Excerpts from a figure dataset

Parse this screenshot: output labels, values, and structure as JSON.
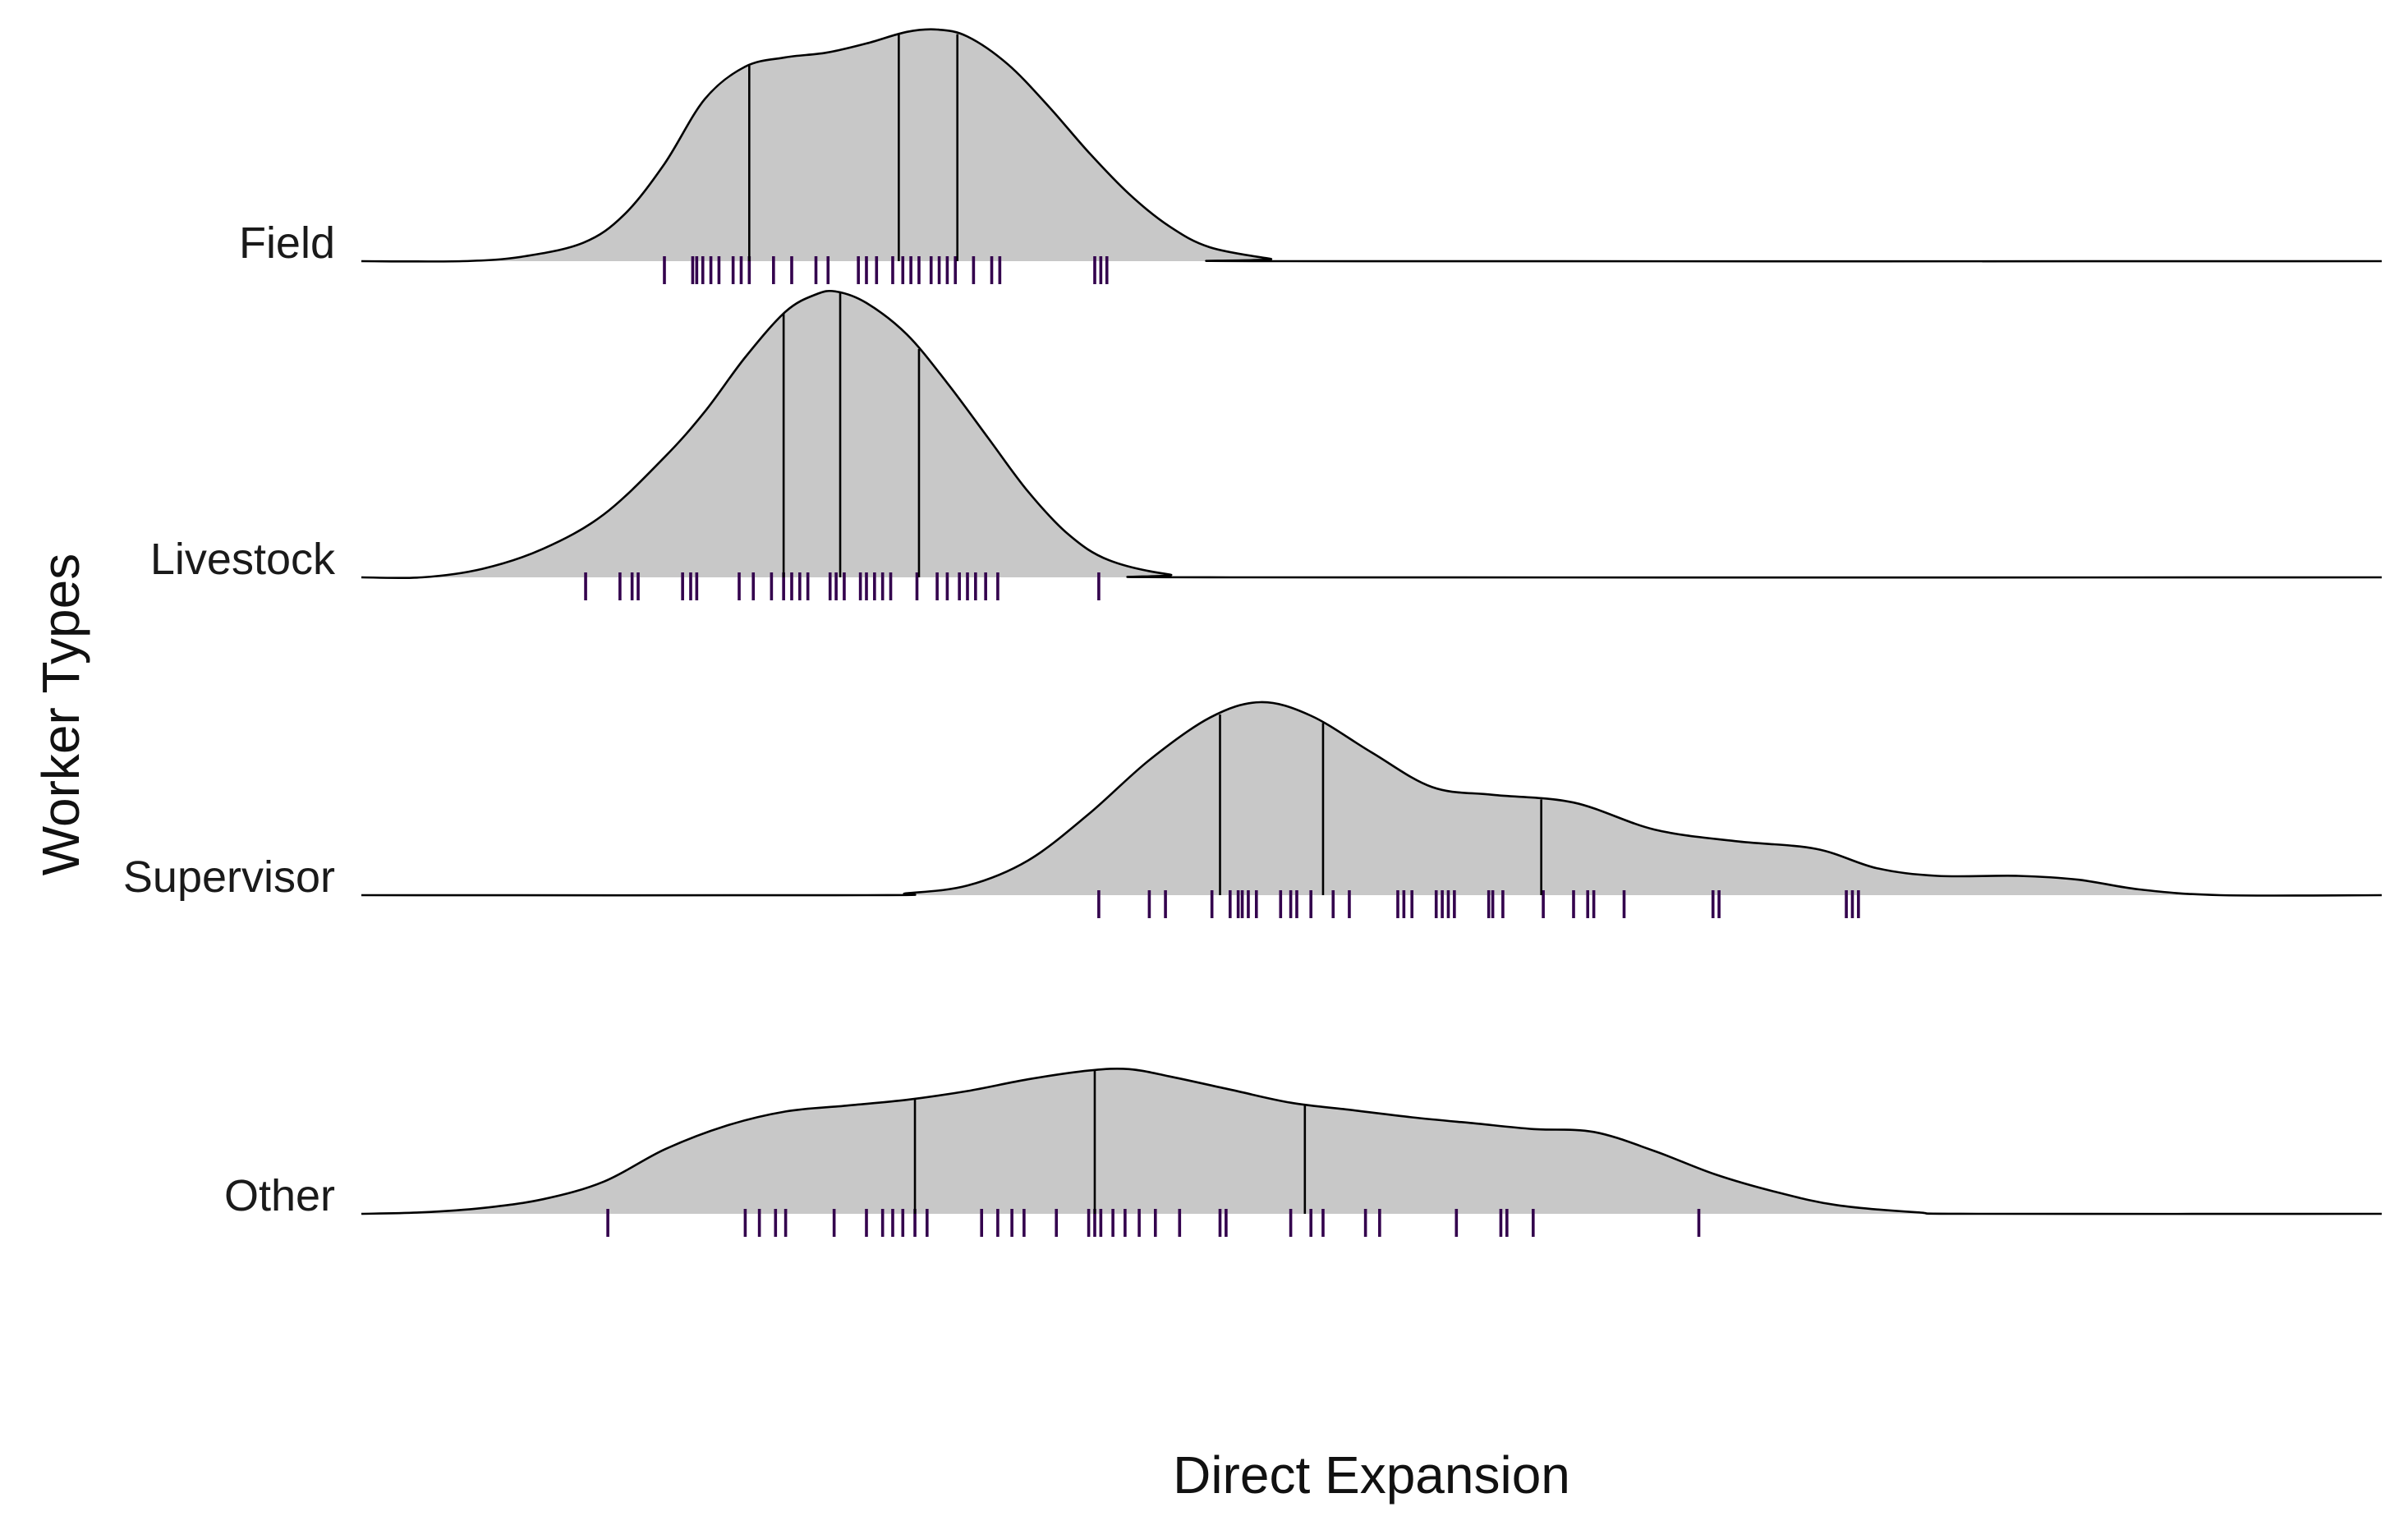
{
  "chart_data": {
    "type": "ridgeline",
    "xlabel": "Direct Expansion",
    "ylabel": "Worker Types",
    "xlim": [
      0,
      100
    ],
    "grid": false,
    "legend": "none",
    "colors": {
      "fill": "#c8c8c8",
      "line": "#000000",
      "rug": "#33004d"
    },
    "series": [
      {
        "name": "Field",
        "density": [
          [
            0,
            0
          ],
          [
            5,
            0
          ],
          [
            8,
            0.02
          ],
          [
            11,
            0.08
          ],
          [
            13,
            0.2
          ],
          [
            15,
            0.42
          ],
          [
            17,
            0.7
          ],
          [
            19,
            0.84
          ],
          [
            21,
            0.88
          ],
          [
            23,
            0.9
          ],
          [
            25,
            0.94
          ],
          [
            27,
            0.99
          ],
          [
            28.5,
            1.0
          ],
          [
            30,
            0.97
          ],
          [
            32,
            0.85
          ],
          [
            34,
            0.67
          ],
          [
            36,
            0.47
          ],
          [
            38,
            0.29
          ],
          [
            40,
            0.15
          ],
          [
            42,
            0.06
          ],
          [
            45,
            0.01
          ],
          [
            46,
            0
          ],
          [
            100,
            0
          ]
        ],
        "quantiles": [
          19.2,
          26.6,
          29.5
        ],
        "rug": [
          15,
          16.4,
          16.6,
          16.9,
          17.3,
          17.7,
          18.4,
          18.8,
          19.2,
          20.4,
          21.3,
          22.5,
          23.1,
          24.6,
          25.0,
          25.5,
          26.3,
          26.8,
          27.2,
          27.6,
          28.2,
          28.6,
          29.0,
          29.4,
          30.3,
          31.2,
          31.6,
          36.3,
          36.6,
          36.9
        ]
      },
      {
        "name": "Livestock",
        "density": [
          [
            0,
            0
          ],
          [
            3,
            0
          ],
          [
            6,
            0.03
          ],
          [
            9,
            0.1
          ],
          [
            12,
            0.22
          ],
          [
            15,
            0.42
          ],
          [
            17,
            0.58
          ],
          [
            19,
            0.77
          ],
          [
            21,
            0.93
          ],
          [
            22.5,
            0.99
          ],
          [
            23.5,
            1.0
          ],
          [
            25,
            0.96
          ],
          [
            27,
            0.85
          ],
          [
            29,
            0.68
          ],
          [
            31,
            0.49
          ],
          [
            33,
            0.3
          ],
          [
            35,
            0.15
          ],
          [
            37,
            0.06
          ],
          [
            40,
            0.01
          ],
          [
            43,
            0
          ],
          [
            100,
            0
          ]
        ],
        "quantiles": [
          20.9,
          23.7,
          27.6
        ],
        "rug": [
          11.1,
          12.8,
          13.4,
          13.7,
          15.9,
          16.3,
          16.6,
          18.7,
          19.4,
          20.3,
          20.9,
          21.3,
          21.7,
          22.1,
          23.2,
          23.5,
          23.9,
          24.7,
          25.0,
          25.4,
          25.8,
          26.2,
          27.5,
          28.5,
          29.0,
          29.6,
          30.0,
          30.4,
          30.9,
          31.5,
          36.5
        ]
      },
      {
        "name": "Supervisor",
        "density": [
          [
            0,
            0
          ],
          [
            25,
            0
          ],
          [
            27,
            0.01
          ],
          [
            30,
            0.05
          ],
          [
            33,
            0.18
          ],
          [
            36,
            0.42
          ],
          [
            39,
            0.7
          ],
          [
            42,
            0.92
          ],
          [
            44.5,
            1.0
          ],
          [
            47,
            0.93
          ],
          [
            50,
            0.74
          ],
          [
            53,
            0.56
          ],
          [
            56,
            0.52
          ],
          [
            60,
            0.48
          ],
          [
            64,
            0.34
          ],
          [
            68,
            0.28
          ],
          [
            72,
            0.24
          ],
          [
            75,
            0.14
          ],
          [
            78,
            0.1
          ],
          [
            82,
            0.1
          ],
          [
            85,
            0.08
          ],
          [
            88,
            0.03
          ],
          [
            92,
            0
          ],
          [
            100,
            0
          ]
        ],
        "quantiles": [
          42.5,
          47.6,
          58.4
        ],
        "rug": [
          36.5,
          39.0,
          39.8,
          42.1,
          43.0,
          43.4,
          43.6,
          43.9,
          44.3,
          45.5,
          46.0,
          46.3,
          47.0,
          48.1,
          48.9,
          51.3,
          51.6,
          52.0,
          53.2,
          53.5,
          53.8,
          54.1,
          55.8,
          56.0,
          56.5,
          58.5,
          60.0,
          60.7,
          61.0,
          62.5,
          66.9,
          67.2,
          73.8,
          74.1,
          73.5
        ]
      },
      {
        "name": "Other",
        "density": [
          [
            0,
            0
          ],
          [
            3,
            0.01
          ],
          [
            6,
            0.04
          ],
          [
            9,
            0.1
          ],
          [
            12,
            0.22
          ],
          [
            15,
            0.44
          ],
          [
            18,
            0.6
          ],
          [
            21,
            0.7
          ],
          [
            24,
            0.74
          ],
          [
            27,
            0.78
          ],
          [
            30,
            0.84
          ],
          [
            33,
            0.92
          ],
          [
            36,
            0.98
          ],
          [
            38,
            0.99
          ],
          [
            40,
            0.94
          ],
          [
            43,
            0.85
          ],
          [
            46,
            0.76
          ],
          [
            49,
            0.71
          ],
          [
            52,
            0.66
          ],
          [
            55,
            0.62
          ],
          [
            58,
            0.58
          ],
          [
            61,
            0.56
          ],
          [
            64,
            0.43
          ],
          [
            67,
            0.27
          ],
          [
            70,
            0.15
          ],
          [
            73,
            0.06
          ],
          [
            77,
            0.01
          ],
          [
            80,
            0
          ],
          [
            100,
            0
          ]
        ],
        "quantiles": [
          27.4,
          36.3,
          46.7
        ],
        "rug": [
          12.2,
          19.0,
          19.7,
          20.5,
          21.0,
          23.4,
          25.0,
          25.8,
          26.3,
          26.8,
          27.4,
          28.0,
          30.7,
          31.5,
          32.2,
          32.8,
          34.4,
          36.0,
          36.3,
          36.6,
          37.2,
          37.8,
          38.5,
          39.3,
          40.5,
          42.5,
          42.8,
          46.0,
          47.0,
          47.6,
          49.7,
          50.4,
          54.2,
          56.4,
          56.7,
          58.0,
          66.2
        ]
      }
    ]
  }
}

PROBLEM TO SOLVE
Collect the lines of the records that include the string "name".

FINAL RESULT
        "name": "Field",
        "name": "Livestock",
        "name": "Supervisor",
        "name": "Other",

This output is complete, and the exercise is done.